- [Written instruction] Rewrite the SAS exercises page between "From the below" and "a ‘/’ as separator.", inclusive, with "manager" changed to "director".

- [Page excerpt]
====
Sas Functions
Sas Functions
Q1)
Create dataset ds1 as follows.
Find the difference between the two dates sdate and edate.
data ds1;
length sdate edate $20.;
input sdate $ edate $;
datalines;
12/02/1919 14/02/2019
13/05/1997 15/03/2007
13/06/2013 12/01/2006
;
run;
Q3.
From the below data:
investigator contactno designation
A-B-C (020)234 manager
P-Q-R (050)598 analyst
X-Y-X (239)789 testing
R-S-T (001)998 manager
K-L-M (991)887 analyst
Q4.
From the company.sas7bdat extract first name and last name
from the variable ‘Name’. Display it in UPCASE.
For variable SSN instead of ‘-’ add a ‘/’ as separator.
Q5.
Data
A single line of temperature values
32F 42C 137F 84F 20C
Directions
Temperatures in degrees Celsius and degrees Fahrenheit are
mixed together in an input data
stream. Celsius temperatures appear in the form nnnC, where
nnn is a 1 to 3 digit number. Fahrenheit temperatures are
entered as nnnF. Write a program to read the sample data and
store
all temperatures in degrees Celsius. The conversion from
Fahrenheit to Celsius is:
C = (F - 32)*5/9 where C = temperature in degrees Celsius and
F = temperature in degrees Fahrenheit
Q6.
Data
SAS data set PACK created by running the following program
DATA PACK;
INPUT TEN $10.;
DATALINES;
0123456789
1 2 3 4 56
3428645889
;
Directions
You are given a SAS data set PACK that contains a ten-byte
character variable (TEN) where
each byte is a numeral 0 to 9 or a blank (representing a
missing value). Write a program that
will read this data set and create a new data set called
UNPACK that contains ten numeric
variables (X1-X10) from the ten-byte character variable.
Q7.
Data
Five responses to a multiple choice test
12345
3 414
54321
Directions
Data values for five multiple choice questions were entered as
digits 1-5 (or blank) rather than
the letters A-E. Write a program that will read the digits
(you may read them as character
values), convert them to the corresponding letters, and create
a SAS data set called CONVERT
that contains five character variables. For example, 1 would
be converted to A, 2 to B, and
so on.
Q8.
Data
Five responses to a multiple choice test
12345
aBcDe
xY73E
3 E w
Directions
The raw data consist of some numerals, some data already
entered as A-E, some data errors
(numerals above 5 and letters other than A-E), and a mixture
of upper- and lowercase. Convert
all letters to uppercase and substitute the letters A through
E for the numerals 1 through 5.
Convert any remaining data values (letters other than A-E or
numerals not in the range of 1 to
5) to a character missing value. You may want to use an array
to make this program more
compact.
Q9.
Data
Raw data values for variables X, Y, and Z
X Y Z
-----------------
1 2 3
4 . 6
2.33 5 .
====
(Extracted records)
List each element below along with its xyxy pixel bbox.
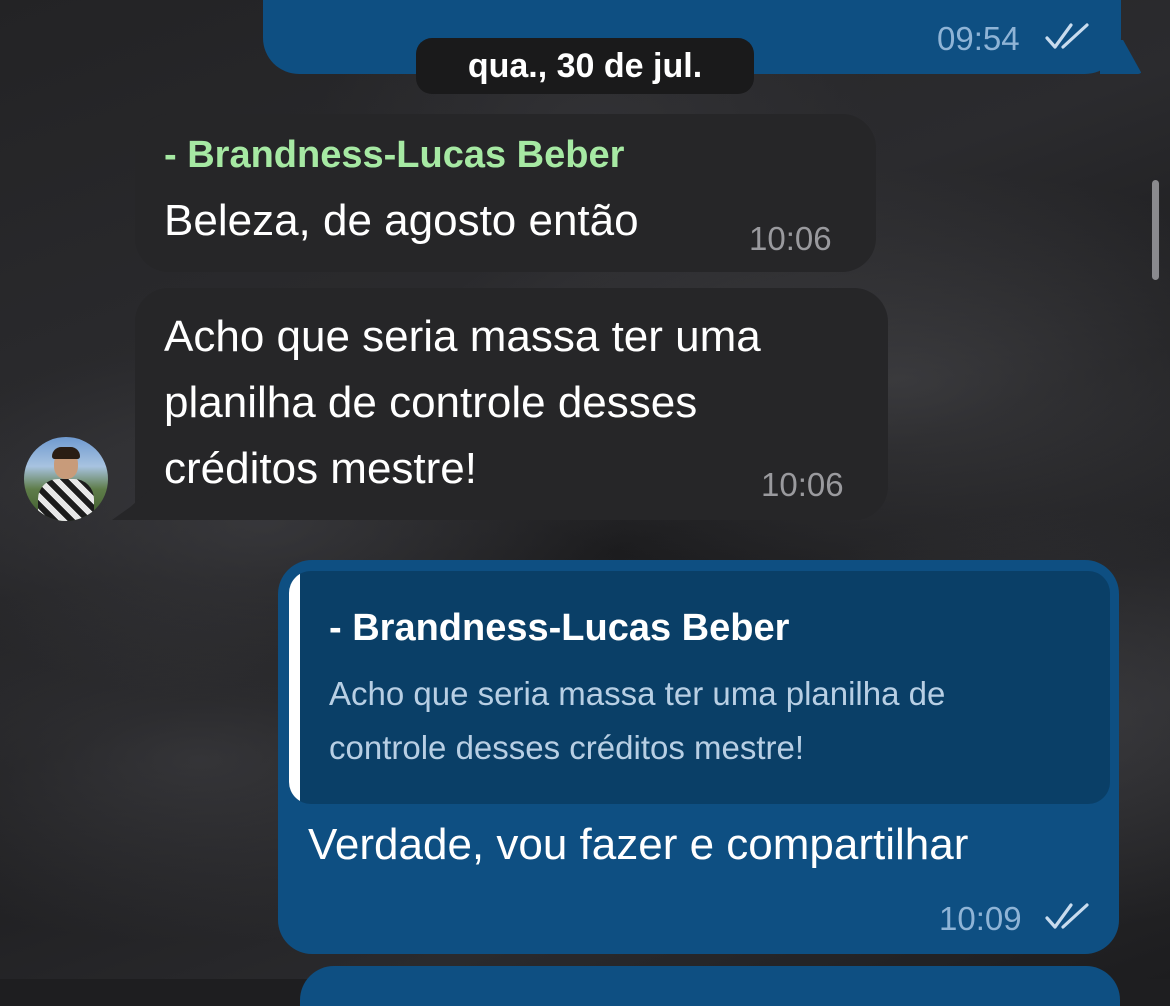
incoming-message-bubble[interactable]: Acho que seria massa ter uma planilha de… xyxy=(135,288,888,520)
message-line: planilha de controle desses xyxy=(164,378,698,427)
quoted-line: controle desses créditos mestre! xyxy=(329,729,805,766)
quoted-line: Acho que seria massa ter uma planilha de xyxy=(329,675,946,712)
message-line: créditos mestre! xyxy=(164,444,477,493)
avatar-figure xyxy=(38,479,94,521)
message-time: 10:06 xyxy=(761,466,844,503)
double-check-icon xyxy=(1045,23,1089,49)
outgoing-message-bubble[interactable] xyxy=(300,966,1120,1006)
message-time: 10:09 xyxy=(939,900,1022,937)
double-check-icon xyxy=(1045,903,1089,929)
quoted-sender-name: - Brandness-Lucas Beber xyxy=(329,607,790,649)
message-text: Verdade, vou fazer e compartilhar xyxy=(308,820,969,869)
message-text: Acho que seria massa ter uma planilha de… xyxy=(164,304,864,502)
incoming-message-bubble[interactable]: - Brandness-Lucas Beber Beleza, de agost… xyxy=(135,114,876,272)
reply-quote[interactable]: - Brandness-Lucas Beber Acho que seria m… xyxy=(289,571,1110,804)
message-text: Beleza, de agosto então xyxy=(164,196,639,245)
message-time: 09:54 xyxy=(937,20,1020,57)
quote-bar xyxy=(289,571,300,804)
quoted-message-text: Acho que seria massa ter uma planilha de… xyxy=(329,667,1099,775)
user-avatar[interactable] xyxy=(24,437,108,521)
message-line: Acho que seria massa ter uma xyxy=(164,312,761,361)
avatar-hair xyxy=(52,447,80,459)
message-time: 10:06 xyxy=(749,220,832,257)
date-separator: qua., 30 de jul. xyxy=(416,38,754,94)
sender-name[interactable]: - Brandness-Lucas Beber xyxy=(164,134,624,177)
scrollbar[interactable] xyxy=(1152,180,1159,280)
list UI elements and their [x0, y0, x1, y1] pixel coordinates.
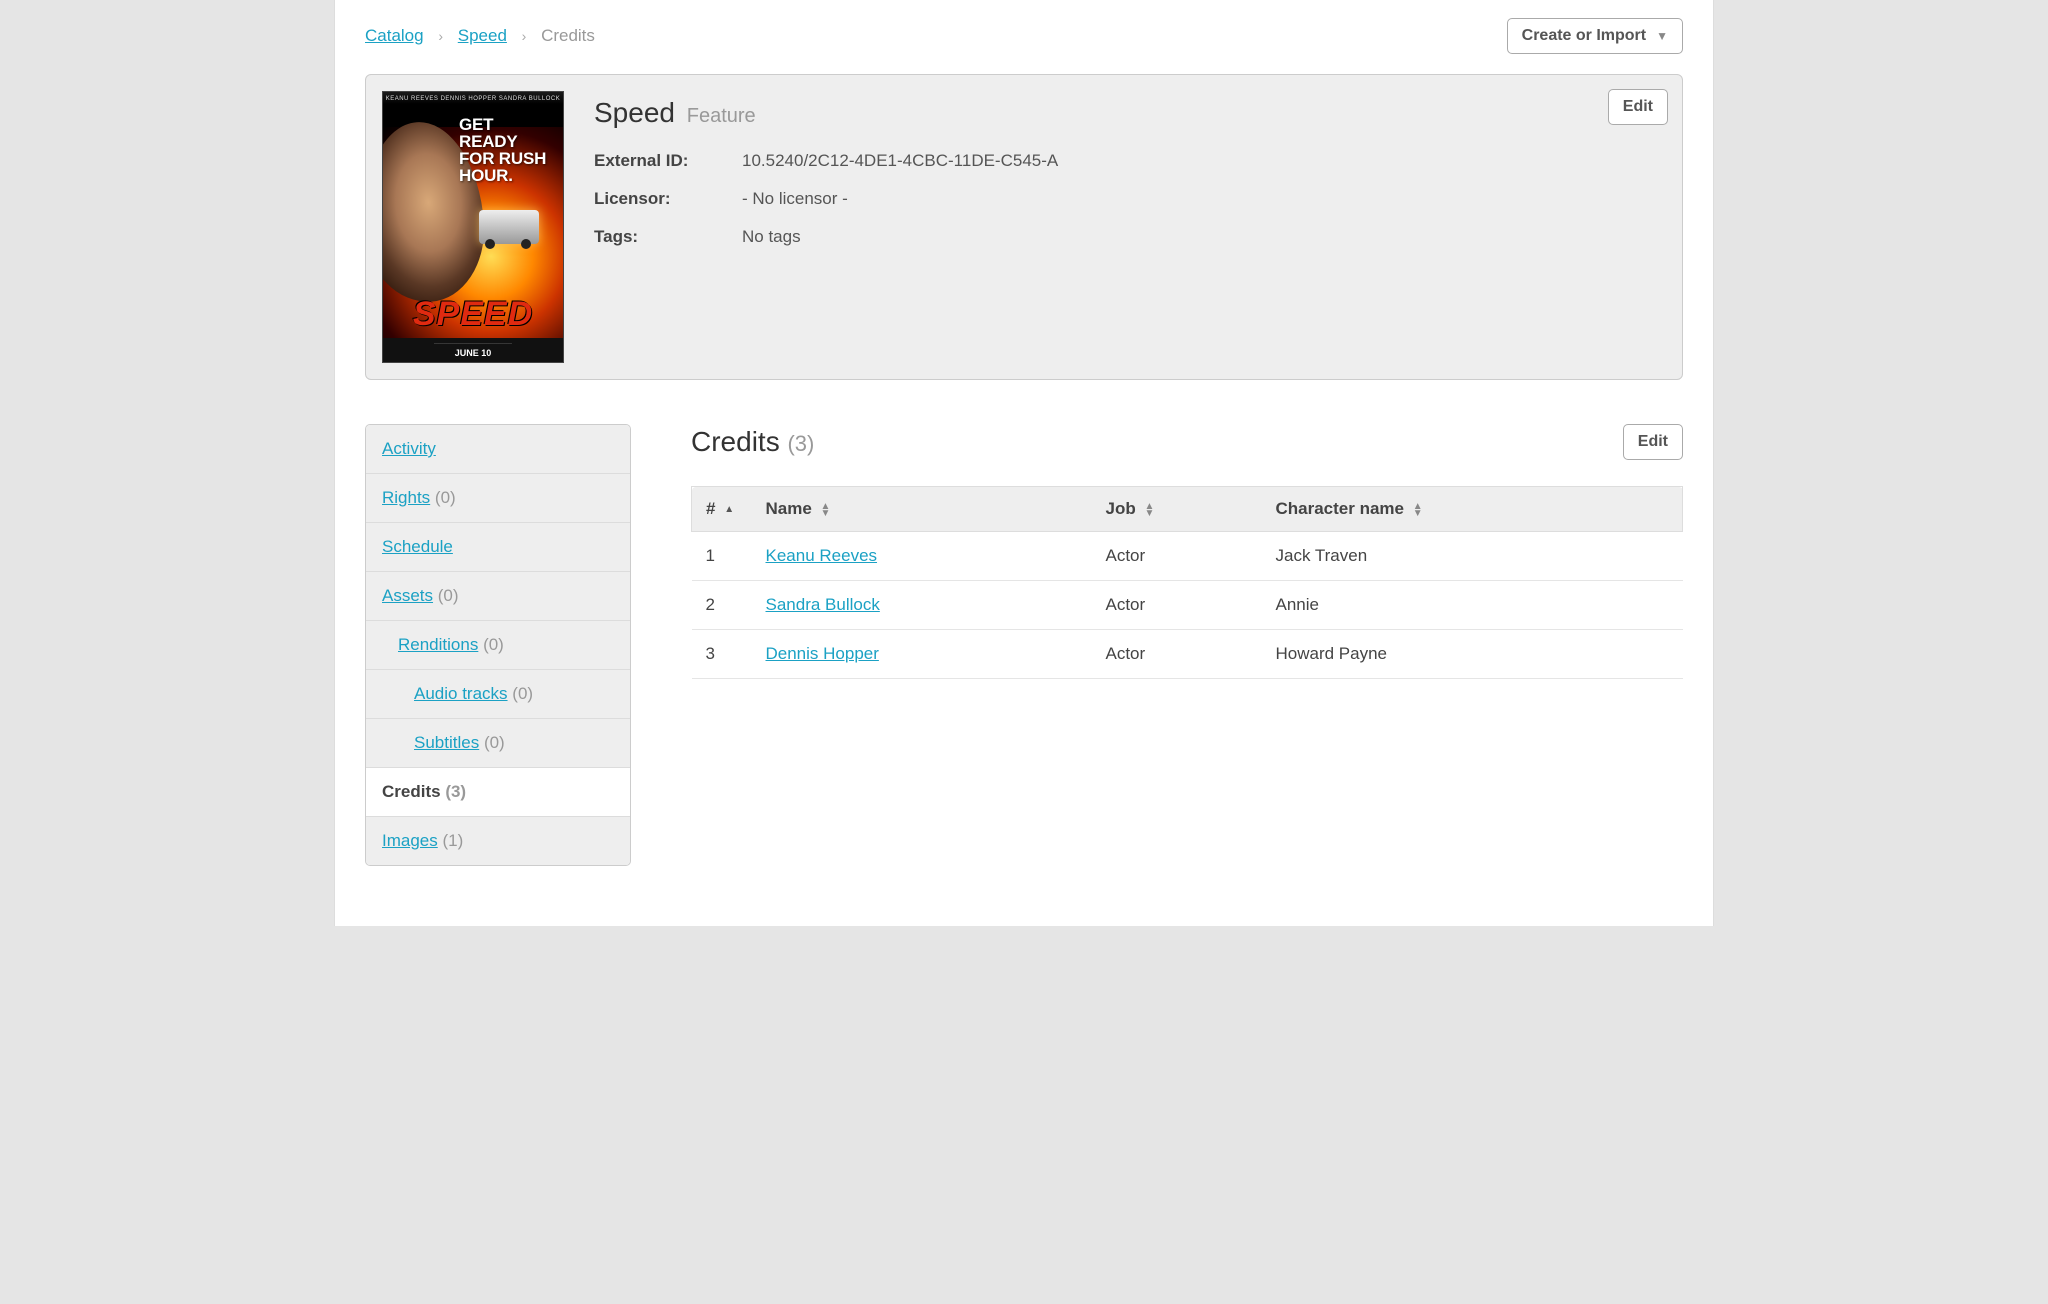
====
- [Result of this task]
From the below data:
investigator contactno designation
A-B-C (020)234 director
P-Q-R (050)598 analyst
X-Y-X (239)789 testing
R-S-T (001)998 director
K-L-M (991)887 analyst
Q4.
From the company.sas7bdat extract first name and last name
from the variable ‘Name’. Display it in UPCASE.
For variable SSN instead of ‘-’ add a ‘/’ as separator.